__Goal__
Copy the lines that follow, keeping every character the same.

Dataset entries
>> START
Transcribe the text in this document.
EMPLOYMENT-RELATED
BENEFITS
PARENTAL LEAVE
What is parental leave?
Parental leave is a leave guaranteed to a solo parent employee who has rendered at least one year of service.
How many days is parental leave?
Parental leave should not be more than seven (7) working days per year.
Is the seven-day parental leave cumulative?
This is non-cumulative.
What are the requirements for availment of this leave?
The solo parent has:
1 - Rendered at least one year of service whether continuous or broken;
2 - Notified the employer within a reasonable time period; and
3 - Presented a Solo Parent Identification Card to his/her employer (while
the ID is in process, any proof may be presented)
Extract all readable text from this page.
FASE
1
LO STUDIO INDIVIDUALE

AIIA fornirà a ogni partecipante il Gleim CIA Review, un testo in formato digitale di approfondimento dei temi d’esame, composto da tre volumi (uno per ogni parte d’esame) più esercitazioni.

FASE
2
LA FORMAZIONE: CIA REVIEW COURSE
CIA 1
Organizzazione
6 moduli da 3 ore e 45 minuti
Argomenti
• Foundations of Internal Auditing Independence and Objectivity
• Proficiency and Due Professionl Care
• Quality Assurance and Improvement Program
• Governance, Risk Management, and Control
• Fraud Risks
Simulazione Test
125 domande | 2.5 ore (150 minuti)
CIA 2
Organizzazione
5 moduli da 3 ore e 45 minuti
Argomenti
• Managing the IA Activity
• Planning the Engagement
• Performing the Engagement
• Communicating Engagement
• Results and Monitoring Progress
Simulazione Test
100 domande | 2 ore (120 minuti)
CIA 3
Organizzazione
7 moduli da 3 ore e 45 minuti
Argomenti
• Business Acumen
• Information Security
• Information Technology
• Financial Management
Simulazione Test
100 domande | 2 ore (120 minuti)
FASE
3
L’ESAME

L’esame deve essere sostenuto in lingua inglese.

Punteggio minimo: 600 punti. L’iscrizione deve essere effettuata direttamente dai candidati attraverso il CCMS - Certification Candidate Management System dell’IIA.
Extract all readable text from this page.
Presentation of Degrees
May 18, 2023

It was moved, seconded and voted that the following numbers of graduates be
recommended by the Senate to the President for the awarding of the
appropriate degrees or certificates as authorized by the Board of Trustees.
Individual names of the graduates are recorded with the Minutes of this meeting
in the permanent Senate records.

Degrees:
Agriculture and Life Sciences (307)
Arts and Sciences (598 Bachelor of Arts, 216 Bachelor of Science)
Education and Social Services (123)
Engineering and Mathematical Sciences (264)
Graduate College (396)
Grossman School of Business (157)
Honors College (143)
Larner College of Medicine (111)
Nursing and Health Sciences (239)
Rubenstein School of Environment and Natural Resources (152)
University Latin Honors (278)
>> END
__Result of this task__
Transcribe the text in this document.
EMPLOYMENT-RELATED
BENEFITS
PARENTAL LEAVE
What is parental leave?
Parental leave is a leave guaranteed to a solo parent employee who has rendered at least one year of service.
How many days is parental leave?
Parental leave should not be more than seven (7) working days per year.
Is the seven-day parental leave cumulative?
This is non-cumulative.
What are the requirements for availment of this leave?
The solo parent has:
1 - Rendered at least one year of service whether continuous or broken;
2 - Notified the employer within a reasonable time period; and
3 - Presented a Solo Parent Identification Card to his/her employer (while
the ID is in process, any proof may be presented)
Extract all readable text from this page.
FASE
1
LO STUDIO INDIVIDUALE

AIIA fornirà a ogni partecipante il Gleim CIA Review, un testo in formato digitale di approfondimento dei temi d’esame, composto da tre volumi (uno per ogni parte d’esame) più esercitazioni.

FASE
2
LA FORMAZIONE: CIA REVIEW COURSE
CIA 1
Organizzazione
6 moduli da 3 ore e 45 minuti
Argomenti
• Foundations of Internal Auditing Independence and Objectivity
• Proficiency and Due Professionl Care
• Quality Assurance and Improvement Program
• Governance, Risk Management, and Control
• Fraud Risks
Simulazione Test
125 domande | 2.5 ore (150 minuti)
CIA 2
Organizzazione
5 moduli da 3 ore e 45 minuti
Argomenti
• Managing the IA Activity
• Planning the Engagement
• Performing the Engagement
• Communicating Engagement
• Results and Monitoring Progress
Simulazione Test
100 domande | 2 ore (120 minuti)
CIA 3
Organizzazione
7 moduli da 3 ore e 45 minuti
Argomenti
• Business Acumen
• Information Security
• Information Technology
• Financial Management
Simulazione Test
100 domande | 2 ore (120 minuti)
FASE
3
L’ESAME

L’esame deve essere sostenuto in lingua inglese.

Punteggio minimo: 600 punti. L’iscrizione deve essere effettuata direttamente dai candidati attraverso il CCMS - Certification Candidate Management System dell’IIA.
Extract all readable text from this page.
Presentation of Degrees
May 18, 2023

It was moved, seconded and voted that the following numbers of graduates be
recommended by the Senate to the President for the awarding of the
appropriate degrees or certificates as authorized by the Board of Trustees.
Individual names of the graduates are recorded with the Minutes of this meeting
in the permanent Senate records.

Degrees:
Agriculture and Life Sciences (307)
Arts and Sciences (598 Bachelor of Arts, 216 Bachelor of Science)
Education and Social Services (123)
Engineering and Mathematical Sciences (264)
Graduate College (396)
Grossman School of Business (157)
Honors College (143)
Larner College of Medicine (111)
Nursing and Health Sciences (239)
Rubenstein School of Environment and Natural Resources (152)
University Latin Honors (278)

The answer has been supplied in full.